#### Set exercise
Locate the lines where "energy" occurs and copy them as they stand.

#### Material supplied
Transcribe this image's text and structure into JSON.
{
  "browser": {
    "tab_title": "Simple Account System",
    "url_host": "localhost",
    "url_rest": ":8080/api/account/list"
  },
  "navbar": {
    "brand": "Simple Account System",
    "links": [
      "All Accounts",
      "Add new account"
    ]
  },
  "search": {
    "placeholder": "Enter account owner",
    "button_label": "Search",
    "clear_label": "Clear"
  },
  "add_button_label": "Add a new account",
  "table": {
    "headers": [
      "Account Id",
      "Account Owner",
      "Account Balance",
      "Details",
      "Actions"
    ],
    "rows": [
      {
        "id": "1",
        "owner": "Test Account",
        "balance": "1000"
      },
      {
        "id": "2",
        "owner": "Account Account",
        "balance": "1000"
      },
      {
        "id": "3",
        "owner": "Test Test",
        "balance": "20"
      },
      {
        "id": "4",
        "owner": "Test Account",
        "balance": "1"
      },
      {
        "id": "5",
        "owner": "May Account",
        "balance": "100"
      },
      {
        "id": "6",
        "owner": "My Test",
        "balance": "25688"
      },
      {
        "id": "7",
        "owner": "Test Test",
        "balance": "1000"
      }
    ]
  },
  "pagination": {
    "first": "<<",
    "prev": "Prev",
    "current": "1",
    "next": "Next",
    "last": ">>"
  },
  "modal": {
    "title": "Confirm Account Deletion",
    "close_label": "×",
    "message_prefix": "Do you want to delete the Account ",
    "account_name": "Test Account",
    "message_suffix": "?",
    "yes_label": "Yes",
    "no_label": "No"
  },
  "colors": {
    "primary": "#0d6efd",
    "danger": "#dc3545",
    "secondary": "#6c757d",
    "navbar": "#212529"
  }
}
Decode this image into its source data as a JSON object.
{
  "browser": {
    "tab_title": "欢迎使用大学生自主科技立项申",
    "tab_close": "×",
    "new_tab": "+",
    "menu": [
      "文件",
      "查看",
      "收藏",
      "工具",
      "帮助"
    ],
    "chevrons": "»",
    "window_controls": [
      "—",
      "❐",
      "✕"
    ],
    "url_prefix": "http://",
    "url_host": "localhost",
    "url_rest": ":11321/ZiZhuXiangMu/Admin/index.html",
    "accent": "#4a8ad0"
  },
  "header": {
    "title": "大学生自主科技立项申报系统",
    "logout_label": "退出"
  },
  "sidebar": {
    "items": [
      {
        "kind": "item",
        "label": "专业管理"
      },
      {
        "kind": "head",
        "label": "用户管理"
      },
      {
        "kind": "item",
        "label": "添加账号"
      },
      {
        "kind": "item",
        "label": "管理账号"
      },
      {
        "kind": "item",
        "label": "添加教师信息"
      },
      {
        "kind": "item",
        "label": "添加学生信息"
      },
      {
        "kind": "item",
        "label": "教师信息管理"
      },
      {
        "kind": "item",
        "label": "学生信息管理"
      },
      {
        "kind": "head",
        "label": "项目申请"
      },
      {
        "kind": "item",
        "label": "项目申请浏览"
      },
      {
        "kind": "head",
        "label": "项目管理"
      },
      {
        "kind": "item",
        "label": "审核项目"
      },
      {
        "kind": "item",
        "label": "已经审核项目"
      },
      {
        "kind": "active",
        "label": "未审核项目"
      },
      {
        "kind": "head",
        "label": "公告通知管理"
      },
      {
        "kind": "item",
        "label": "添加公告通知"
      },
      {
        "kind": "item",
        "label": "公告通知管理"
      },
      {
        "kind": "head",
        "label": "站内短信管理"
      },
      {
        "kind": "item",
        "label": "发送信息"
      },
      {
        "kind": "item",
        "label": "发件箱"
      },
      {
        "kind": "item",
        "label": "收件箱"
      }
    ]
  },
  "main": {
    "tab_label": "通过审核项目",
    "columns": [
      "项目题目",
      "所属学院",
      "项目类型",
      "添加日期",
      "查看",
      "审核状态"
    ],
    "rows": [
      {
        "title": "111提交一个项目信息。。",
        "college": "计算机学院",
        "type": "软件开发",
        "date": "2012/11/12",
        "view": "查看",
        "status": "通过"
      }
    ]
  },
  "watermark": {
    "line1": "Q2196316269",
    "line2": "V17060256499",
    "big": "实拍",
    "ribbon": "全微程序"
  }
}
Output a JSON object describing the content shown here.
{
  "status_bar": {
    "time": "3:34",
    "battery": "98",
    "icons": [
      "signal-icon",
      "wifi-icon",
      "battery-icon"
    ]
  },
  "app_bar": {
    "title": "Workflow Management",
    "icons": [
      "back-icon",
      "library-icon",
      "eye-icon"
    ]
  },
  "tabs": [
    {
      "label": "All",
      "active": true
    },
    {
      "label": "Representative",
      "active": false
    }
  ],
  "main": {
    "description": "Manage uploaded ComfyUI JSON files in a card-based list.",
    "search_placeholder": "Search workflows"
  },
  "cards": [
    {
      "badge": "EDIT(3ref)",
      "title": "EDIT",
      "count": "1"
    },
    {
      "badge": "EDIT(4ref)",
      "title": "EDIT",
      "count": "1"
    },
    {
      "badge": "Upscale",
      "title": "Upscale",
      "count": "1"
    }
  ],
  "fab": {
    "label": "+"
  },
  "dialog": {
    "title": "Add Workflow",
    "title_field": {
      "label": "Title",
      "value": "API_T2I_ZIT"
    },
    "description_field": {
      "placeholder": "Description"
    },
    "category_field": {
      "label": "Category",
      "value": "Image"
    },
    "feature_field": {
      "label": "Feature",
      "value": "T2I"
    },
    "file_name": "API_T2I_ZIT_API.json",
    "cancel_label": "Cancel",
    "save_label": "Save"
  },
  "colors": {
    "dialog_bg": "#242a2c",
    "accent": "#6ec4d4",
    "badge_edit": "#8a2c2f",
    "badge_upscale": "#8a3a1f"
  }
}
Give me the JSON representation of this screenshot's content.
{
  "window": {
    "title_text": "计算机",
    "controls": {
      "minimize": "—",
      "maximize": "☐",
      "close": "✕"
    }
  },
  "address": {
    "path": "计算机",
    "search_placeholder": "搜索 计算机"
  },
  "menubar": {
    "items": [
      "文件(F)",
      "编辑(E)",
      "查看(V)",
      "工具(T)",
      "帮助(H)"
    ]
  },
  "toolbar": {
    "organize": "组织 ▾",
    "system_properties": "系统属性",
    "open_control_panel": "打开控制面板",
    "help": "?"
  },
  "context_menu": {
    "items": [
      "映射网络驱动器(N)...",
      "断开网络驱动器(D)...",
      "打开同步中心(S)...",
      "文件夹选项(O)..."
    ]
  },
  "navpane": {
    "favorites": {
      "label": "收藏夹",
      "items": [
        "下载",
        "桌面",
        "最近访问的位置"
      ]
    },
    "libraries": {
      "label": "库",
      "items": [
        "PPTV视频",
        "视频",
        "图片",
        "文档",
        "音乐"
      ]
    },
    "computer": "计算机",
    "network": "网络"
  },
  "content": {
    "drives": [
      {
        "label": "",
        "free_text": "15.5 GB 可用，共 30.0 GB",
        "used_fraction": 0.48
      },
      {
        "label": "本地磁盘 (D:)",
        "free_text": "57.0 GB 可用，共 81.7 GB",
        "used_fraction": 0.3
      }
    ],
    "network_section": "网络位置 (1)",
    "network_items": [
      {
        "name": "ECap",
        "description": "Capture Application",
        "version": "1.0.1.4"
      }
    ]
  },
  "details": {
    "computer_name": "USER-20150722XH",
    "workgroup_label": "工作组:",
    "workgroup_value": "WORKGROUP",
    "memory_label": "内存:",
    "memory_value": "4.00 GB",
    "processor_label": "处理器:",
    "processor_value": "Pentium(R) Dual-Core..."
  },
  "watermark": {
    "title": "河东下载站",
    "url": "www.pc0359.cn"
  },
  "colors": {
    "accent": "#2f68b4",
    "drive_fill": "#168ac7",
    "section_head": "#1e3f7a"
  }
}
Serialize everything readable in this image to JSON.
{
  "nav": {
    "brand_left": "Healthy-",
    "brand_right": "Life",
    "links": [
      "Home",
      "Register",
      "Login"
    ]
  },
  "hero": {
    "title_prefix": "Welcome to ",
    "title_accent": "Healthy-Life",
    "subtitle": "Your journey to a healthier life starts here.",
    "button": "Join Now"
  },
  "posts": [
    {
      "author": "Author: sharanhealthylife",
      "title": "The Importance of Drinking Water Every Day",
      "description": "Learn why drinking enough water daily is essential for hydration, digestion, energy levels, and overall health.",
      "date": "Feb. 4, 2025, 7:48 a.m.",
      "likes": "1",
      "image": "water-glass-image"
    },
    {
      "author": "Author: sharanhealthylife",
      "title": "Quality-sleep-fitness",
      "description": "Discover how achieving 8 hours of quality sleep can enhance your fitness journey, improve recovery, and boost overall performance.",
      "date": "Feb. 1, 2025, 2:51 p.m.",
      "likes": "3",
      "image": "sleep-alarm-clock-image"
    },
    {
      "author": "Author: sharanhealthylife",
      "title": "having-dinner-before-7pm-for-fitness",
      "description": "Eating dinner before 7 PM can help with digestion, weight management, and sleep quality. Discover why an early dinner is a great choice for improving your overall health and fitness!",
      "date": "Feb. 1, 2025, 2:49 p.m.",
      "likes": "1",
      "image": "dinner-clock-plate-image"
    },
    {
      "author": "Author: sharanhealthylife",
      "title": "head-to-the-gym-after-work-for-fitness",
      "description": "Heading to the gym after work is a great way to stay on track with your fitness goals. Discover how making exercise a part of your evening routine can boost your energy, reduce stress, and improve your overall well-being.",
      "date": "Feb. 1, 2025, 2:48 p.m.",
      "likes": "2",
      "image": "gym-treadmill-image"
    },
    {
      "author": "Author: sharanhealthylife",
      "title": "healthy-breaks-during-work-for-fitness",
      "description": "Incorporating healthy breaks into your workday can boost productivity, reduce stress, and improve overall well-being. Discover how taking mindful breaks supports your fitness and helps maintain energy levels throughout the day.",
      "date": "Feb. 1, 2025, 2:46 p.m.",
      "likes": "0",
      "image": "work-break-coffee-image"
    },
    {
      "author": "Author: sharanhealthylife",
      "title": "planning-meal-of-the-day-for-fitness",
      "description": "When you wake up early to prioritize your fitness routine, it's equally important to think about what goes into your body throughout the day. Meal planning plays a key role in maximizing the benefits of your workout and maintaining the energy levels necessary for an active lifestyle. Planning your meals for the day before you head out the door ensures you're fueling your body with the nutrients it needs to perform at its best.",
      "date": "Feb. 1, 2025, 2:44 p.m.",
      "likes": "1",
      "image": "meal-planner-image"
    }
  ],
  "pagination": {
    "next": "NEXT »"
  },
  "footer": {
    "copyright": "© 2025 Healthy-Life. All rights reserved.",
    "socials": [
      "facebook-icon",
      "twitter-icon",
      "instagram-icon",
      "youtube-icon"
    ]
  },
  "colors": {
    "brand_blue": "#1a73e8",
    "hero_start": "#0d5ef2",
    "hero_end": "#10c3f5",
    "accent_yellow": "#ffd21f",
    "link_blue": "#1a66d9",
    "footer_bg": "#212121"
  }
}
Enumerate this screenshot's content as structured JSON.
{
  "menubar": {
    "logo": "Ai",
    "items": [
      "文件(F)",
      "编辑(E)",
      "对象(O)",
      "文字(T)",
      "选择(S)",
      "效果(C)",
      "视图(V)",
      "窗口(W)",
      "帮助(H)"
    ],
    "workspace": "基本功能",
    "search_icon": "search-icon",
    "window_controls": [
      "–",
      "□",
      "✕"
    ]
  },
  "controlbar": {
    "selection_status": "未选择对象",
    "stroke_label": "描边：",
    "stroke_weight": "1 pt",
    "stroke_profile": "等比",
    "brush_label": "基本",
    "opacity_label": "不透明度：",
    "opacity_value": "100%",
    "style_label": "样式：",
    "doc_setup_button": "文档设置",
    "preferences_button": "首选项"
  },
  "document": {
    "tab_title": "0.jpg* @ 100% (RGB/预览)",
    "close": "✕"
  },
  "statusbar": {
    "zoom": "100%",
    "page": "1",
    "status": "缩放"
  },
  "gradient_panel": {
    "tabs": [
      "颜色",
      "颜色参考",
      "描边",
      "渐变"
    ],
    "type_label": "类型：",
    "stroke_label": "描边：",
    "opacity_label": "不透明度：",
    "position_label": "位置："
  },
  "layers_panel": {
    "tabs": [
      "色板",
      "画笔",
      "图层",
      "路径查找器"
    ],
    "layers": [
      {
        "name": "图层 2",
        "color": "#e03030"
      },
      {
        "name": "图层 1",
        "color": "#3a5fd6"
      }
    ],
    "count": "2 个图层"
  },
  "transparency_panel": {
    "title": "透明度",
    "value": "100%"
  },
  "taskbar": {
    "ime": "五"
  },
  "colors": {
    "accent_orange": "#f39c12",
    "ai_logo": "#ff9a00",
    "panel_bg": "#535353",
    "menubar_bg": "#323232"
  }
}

#### Exercise result
      "description": "Learn why drinking enough water daily is essential for hydration, digestion, energy levels, and overall health.",
      "description": "Heading to the gym after work is a great way to stay on track with your fitness goals. Discover how making exercise a part of your evening routine can boost your energy, reduce stress, and improve your overall well-being.",
      "description": "Incorporating healthy breaks into your workday can boost productivity, reduce stress, and improve overall well-being. Discover how taking mindful breaks supports your fitness and helps maintain energy levels throughout the day.",
      "description": "When you wake up early to prioritize your fitness routine, it's equally important to think about what goes into your body throughout the day. Meal planning plays a key role in maximizing the benefits of your workout and maintaining the energy levels necessary for an active lifestyle. Planning your meals for the day before you head out the door ensures you're fueling your body with the nutrients it needs to perform at its best.",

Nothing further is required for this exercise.